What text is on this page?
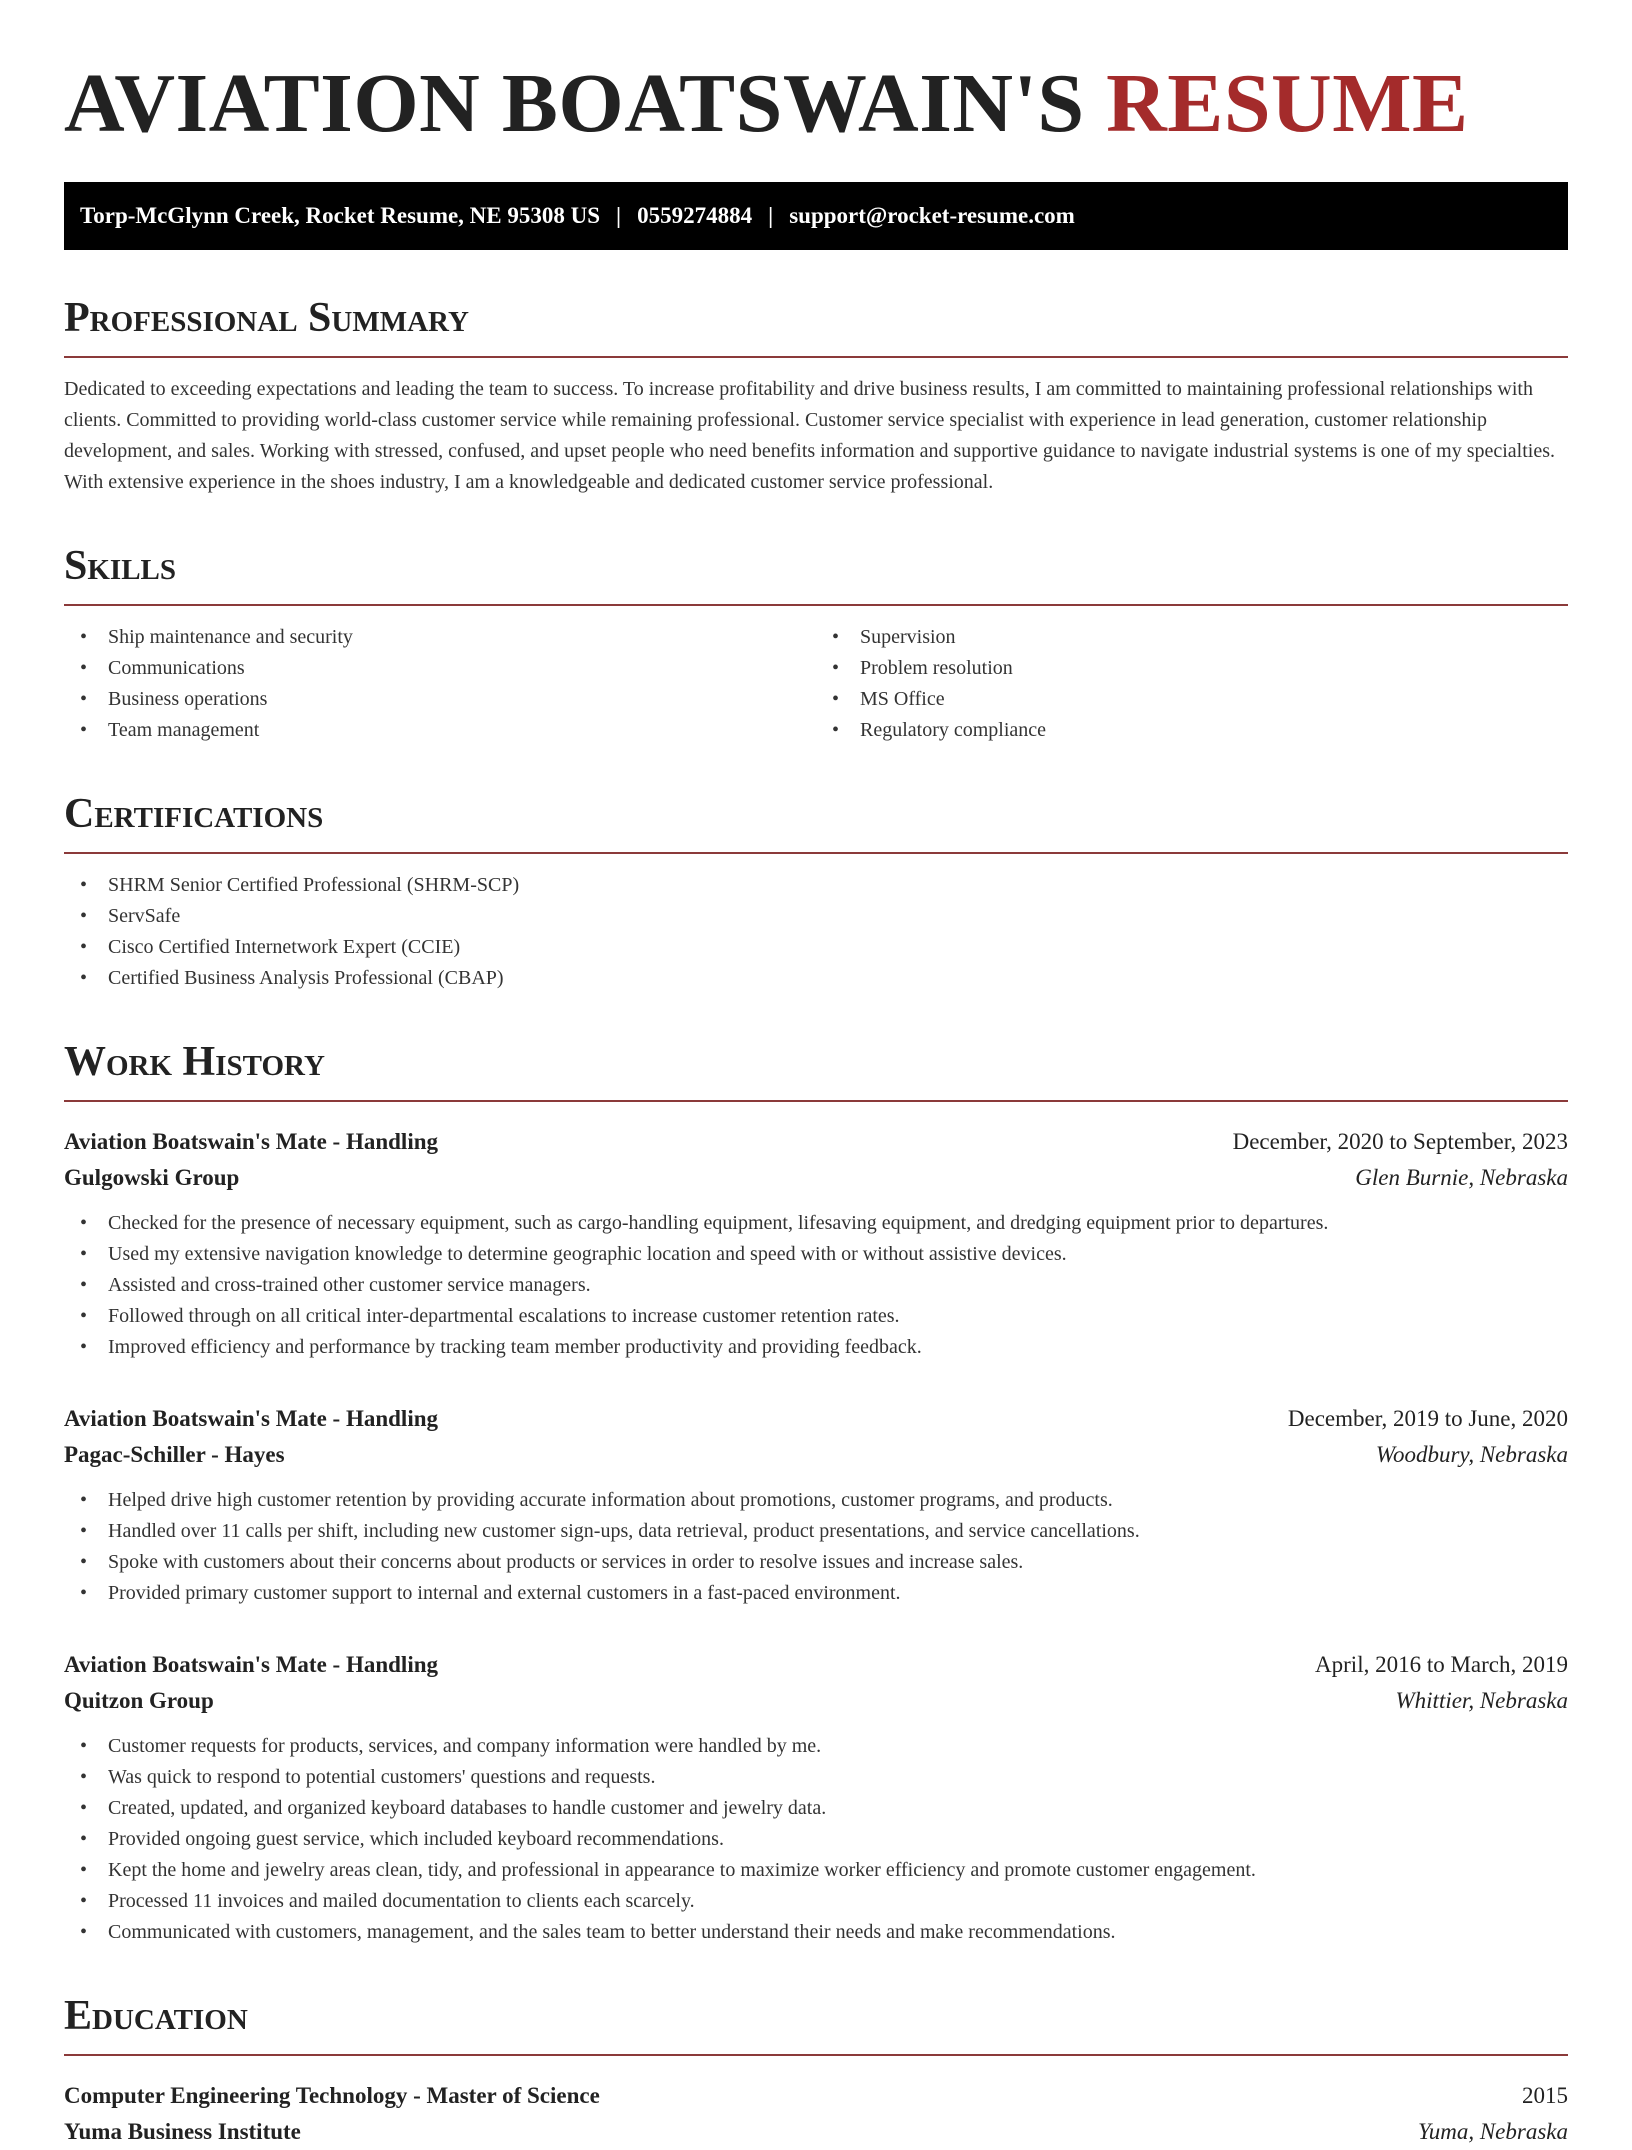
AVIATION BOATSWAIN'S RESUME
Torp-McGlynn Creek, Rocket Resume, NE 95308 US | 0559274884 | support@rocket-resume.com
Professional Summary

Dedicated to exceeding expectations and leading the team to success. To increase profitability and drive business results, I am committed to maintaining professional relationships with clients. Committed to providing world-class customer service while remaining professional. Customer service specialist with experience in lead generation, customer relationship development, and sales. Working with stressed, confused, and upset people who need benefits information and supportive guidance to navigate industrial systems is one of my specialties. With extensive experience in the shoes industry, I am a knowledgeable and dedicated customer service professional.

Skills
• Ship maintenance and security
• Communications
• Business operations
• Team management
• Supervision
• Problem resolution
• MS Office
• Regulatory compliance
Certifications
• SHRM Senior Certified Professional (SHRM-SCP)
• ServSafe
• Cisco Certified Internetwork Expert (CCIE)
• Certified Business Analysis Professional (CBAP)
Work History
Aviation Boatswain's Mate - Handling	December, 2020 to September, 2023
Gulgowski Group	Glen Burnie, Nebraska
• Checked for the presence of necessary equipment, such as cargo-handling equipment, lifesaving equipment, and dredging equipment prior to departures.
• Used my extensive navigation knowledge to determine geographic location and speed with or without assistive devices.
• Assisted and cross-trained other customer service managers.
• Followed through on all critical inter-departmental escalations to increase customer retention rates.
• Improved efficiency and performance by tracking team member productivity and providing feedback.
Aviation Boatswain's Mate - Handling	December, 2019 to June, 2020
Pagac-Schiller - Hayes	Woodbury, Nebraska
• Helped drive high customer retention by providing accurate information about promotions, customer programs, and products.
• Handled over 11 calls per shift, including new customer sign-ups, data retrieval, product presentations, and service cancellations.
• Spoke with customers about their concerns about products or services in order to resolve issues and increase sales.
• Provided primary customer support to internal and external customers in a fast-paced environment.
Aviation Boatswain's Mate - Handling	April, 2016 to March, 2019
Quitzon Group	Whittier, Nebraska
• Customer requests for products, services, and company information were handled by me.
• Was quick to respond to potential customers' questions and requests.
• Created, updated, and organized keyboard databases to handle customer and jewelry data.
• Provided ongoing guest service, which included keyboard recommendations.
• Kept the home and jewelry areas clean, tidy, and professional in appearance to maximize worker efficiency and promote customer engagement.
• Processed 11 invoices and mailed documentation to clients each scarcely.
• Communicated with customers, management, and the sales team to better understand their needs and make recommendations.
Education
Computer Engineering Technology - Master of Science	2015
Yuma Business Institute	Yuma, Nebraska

##########

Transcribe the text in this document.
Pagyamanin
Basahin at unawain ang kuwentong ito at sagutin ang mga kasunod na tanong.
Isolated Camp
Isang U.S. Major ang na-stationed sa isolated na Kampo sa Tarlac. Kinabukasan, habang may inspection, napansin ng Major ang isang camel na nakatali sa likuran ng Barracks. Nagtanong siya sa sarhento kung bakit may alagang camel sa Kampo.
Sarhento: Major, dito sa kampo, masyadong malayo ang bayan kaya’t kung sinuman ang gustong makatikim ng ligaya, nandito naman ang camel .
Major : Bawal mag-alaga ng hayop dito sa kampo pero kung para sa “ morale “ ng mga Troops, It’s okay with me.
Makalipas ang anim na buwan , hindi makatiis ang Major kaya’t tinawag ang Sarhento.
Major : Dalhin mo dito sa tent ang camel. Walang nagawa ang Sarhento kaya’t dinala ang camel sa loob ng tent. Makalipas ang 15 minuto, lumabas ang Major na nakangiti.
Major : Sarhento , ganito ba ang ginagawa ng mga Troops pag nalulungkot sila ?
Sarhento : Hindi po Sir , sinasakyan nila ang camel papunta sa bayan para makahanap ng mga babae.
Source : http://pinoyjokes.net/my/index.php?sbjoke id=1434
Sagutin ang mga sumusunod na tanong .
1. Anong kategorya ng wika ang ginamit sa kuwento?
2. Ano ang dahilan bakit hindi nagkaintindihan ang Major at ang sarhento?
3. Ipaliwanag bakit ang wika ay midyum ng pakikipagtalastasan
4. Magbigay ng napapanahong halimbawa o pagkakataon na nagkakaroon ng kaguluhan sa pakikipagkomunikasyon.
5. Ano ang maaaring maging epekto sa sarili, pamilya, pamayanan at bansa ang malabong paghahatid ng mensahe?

##########

**What is required**
Examine the entries and report how many of their lines contain the string "jewelry", giving no more than the number.

**Finished answer**
2